# What to produce:
In the material below, find each line holding the string "hauendo" and copy it.

[Dataset records]
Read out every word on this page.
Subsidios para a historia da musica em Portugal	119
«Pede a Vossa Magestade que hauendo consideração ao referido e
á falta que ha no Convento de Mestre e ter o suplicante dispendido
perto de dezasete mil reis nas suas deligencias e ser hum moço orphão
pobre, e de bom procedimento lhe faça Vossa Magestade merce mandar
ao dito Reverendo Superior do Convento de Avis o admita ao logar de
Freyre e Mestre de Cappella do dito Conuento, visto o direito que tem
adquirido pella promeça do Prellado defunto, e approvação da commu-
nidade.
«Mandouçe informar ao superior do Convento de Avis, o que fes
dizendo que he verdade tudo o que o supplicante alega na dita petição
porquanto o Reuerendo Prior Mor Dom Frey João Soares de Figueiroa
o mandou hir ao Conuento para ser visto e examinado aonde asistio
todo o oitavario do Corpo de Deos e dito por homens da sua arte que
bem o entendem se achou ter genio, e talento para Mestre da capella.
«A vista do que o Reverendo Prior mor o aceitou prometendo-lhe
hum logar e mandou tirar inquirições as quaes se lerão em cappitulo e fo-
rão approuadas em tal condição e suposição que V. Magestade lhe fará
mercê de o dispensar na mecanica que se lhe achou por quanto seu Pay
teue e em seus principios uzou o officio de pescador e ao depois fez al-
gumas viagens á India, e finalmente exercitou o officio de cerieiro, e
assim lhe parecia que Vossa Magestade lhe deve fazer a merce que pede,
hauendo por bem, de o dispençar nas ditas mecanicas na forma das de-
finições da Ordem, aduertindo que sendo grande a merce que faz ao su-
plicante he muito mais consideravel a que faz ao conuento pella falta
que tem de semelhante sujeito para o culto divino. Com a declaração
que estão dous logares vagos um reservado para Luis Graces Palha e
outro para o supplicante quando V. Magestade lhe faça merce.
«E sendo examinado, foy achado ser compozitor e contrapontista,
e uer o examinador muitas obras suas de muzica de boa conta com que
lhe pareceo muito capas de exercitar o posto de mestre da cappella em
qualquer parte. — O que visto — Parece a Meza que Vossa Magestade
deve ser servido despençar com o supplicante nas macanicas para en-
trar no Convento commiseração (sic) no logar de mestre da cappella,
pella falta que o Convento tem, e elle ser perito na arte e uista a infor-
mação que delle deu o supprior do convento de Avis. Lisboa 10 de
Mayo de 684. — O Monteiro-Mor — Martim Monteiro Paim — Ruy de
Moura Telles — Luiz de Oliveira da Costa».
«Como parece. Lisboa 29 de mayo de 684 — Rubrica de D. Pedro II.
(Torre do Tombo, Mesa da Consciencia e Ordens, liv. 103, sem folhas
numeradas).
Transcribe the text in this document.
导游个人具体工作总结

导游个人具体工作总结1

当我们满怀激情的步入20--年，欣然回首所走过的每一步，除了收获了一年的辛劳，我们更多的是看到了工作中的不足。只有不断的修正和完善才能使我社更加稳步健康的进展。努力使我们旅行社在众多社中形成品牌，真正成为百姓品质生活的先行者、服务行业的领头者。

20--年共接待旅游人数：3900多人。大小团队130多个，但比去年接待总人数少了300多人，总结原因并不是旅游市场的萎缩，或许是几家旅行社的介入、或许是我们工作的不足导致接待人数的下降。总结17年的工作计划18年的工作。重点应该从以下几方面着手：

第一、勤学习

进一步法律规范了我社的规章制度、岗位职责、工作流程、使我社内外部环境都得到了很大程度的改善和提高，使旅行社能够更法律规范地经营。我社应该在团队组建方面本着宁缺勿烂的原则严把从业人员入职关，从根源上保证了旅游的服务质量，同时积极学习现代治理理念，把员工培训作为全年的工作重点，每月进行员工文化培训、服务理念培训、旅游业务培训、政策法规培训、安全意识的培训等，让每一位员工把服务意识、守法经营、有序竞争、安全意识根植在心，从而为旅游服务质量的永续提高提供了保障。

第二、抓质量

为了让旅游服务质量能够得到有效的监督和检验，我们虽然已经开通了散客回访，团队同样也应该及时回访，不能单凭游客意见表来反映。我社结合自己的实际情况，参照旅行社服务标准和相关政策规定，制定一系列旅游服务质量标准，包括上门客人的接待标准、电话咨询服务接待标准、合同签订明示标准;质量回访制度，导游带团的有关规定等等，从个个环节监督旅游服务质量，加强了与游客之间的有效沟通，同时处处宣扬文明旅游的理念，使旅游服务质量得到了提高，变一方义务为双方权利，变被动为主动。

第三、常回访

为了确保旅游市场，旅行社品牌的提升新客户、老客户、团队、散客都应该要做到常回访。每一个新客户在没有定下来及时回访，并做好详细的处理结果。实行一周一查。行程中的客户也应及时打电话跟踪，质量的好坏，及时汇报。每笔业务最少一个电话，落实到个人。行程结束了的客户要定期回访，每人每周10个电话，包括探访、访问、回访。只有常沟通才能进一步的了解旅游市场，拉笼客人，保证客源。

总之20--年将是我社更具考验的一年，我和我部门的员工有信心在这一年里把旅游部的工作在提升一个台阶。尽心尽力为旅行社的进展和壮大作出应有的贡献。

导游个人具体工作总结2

# Written answer:
«Pede a Vossa Magestade que hauendo consideração ao referido e
hauendo por bem, de o dispençar nas ditas mecanicas na forma das de-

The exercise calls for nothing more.